- [WHAT TO WORK ON]: Set down the full listing exactly, character for character.
** begin THE DATA **
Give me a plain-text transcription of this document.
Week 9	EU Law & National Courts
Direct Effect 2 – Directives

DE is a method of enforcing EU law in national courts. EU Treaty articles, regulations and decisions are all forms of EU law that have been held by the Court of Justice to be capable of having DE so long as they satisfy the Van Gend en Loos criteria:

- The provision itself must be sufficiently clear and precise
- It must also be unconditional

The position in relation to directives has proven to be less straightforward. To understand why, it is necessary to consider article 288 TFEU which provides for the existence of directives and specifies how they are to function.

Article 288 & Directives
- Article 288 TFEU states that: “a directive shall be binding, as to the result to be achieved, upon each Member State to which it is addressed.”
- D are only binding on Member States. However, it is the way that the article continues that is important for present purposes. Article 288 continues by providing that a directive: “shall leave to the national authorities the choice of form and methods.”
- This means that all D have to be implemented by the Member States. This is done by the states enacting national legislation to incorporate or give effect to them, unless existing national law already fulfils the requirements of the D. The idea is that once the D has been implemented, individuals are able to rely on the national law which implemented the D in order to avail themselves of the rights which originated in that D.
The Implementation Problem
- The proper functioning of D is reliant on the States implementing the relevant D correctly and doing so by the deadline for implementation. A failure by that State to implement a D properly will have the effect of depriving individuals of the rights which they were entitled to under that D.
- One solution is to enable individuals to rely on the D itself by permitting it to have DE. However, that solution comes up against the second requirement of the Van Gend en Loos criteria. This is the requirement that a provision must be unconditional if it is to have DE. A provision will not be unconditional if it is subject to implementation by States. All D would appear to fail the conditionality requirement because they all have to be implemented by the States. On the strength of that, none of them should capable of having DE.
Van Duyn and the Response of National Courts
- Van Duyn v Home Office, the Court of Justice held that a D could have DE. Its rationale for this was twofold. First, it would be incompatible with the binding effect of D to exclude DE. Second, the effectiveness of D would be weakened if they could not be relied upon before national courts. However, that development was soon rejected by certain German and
** end THE DATA **
- [TASK ANSWER]:
Give me a plain-text transcription of this document.
Week 9	EU Law & National Courts
Direct Effect 2 – Directives

DE is a method of enforcing EU law in national courts. EU Treaty articles, regulations and decisions are all forms of EU law that have been held by the Court of Justice to be capable of having DE so long as they satisfy the Van Gend en Loos criteria:

- The provision itself must be sufficiently clear and precise
- It must also be unconditional

The position in relation to directives has proven to be less straightforward. To understand why, it is necessary to consider article 288 TFEU which provides for the existence of directives and specifies how they are to function.

Article 288 & Directives
- Article 288 TFEU states that: “a directive shall be binding, as to the result to be achieved, upon each Member State to which it is addressed.”
- D are only binding on Member States. However, it is the way that the article continues that is important for present purposes. Article 288 continues by providing that a directive: “shall leave to the national authorities the choice of form and methods.”
- This means that all D have to be implemented by the Member States. This is done by the states enacting national legislation to incorporate or give effect to them, unless existing national law already fulfils the requirements of the D. The idea is that once the D has been implemented, individuals are able to rely on the national law which implemented the D in order to avail themselves of the rights which originated in that D.
The Implementation Problem
- The proper functioning of D is reliant on the States implementing the relevant D correctly and doing so by the deadline for implementation. A failure by that State to implement a D properly will have the effect of depriving individuals of the rights which they were entitled to under that D.
- One solution is to enable individuals to rely on the D itself by permitting it to have DE. However, that solution comes up against the second requirement of the Van Gend en Loos criteria. This is the requirement that a provision must be unconditional if it is to have DE. A provision will not be unconditional if it is subject to implementation by States. All D would appear to fail the conditionality requirement because they all have to be implemented by the States. On the strength of that, none of them should capable of having DE.
Van Duyn and the Response of National Courts
- Van Duyn v Home Office, the Court of Justice held that a D could have DE. Its rationale for this was twofold. First, it would be incompatible with the binding effect of D to exclude DE. Second, the effectiveness of D would be weakened if they could not be relied upon before national courts. However, that development was soon rejected by certain German and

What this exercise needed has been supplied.